The problem:
Quote every entry word for word.

-- START Information shown --

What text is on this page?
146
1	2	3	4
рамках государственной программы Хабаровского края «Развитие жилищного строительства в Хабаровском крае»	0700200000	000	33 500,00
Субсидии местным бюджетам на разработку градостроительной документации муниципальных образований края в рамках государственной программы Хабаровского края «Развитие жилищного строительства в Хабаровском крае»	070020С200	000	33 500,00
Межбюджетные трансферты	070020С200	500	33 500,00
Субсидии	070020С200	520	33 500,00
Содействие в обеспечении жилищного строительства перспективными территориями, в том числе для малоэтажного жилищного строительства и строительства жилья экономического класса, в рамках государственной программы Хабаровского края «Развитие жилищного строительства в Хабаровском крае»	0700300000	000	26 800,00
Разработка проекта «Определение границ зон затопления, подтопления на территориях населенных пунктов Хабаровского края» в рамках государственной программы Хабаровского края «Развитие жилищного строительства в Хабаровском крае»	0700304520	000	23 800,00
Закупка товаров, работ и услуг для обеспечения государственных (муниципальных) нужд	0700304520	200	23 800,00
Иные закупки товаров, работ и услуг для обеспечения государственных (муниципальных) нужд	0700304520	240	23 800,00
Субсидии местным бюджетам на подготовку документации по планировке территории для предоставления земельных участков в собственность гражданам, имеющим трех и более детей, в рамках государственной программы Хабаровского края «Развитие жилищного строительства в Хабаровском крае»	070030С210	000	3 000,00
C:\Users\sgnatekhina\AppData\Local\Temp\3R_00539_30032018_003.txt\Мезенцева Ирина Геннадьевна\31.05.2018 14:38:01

-- END Information shown --

Solution to this task:
What text is on this page?
146
1	2	3	4
рамках государственной программы Хабаровского края «Развитие жилищного строительства в Хабаровском крае»	0700200000	000	33 500,00
Субсидии местным бюджетам на разработку градостроительной документации муниципальных образований края в рамках государственной программы Хабаровского края «Развитие жилищного строительства в Хабаровском крае»	070020С200	000	33 500,00
Межбюджетные трансферты	070020С200	500	33 500,00
Субсидии	070020С200	520	33 500,00
Содействие в обеспечении жилищного строительства перспективными территориями, в том числе для малоэтажного жилищного строительства и строительства жилья экономического класса, в рамках государственной программы Хабаровского края «Развитие жилищного строительства в Хабаровском крае»	0700300000	000	26 800,00
Разработка проекта «Определение границ зон затопления, подтопления на территориях населенных пунктов Хабаровского края» в рамках государственной программы Хабаровского края «Развитие жилищного строительства в Хабаровском крае»	0700304520	000	23 800,00
Закупка товаров, работ и услуг для обеспечения государственных (муниципальных) нужд	0700304520	200	23 800,00
Иные закупки товаров, работ и услуг для обеспечения государственных (муниципальных) нужд	0700304520	240	23 800,00
Субсидии местным бюджетам на подготовку документации по планировке территории для предоставления земельных участков в собственность гражданам, имеющим трех и более детей, в рамках государственной программы Хабаровского края «Развитие жилищного строительства в Хабаровском крае»	070030С210	000	3 000,00
C:\Users\sgnatekhina\AppData\Local\Temp\3R_00539_30032018_003.txt\Мезенцева Ирина Геннадьевна\31.05.2018 14:38:01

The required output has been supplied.